* _TO DO_
Among the entries below, find the lines with "name" and copy them.

## START RECORDS PROVIDED

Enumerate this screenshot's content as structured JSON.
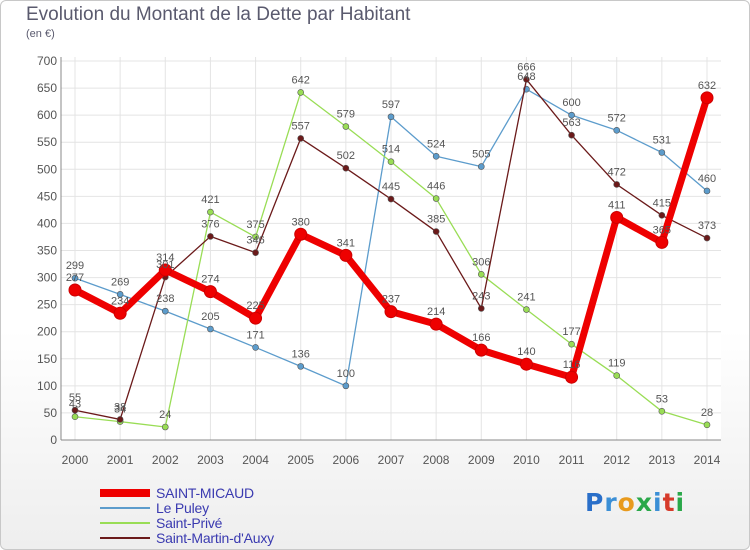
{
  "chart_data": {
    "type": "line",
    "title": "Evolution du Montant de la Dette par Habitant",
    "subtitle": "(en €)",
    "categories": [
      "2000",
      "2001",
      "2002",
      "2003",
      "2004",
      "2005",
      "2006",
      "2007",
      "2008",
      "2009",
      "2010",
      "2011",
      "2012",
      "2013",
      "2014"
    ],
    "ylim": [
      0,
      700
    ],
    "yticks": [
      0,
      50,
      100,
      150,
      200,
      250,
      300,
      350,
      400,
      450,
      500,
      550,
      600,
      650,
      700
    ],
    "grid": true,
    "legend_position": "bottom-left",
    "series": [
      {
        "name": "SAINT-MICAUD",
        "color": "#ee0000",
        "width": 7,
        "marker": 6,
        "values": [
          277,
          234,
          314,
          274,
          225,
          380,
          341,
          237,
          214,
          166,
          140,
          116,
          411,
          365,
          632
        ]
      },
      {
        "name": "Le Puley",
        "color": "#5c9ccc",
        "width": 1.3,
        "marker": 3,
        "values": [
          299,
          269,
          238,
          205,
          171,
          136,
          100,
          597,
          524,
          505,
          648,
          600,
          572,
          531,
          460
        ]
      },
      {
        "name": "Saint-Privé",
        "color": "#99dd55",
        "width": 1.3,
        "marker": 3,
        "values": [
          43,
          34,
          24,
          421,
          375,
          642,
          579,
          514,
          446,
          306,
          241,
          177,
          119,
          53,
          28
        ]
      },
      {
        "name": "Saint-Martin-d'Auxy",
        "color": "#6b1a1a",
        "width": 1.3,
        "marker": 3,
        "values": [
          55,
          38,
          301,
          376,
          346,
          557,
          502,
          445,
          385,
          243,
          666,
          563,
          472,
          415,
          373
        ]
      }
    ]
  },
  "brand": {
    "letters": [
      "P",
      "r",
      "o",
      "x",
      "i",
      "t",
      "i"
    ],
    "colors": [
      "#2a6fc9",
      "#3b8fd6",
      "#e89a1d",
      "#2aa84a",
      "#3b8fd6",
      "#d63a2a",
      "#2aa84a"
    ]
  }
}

## END RECORDS PROVIDED

* _SOLVED EXERCISE_
        "name": "SAINT-MICAUD",
        "name": "Le Puley",
        "name": "Saint-Privé",
        "name": "Saint-Martin-d'Auxy",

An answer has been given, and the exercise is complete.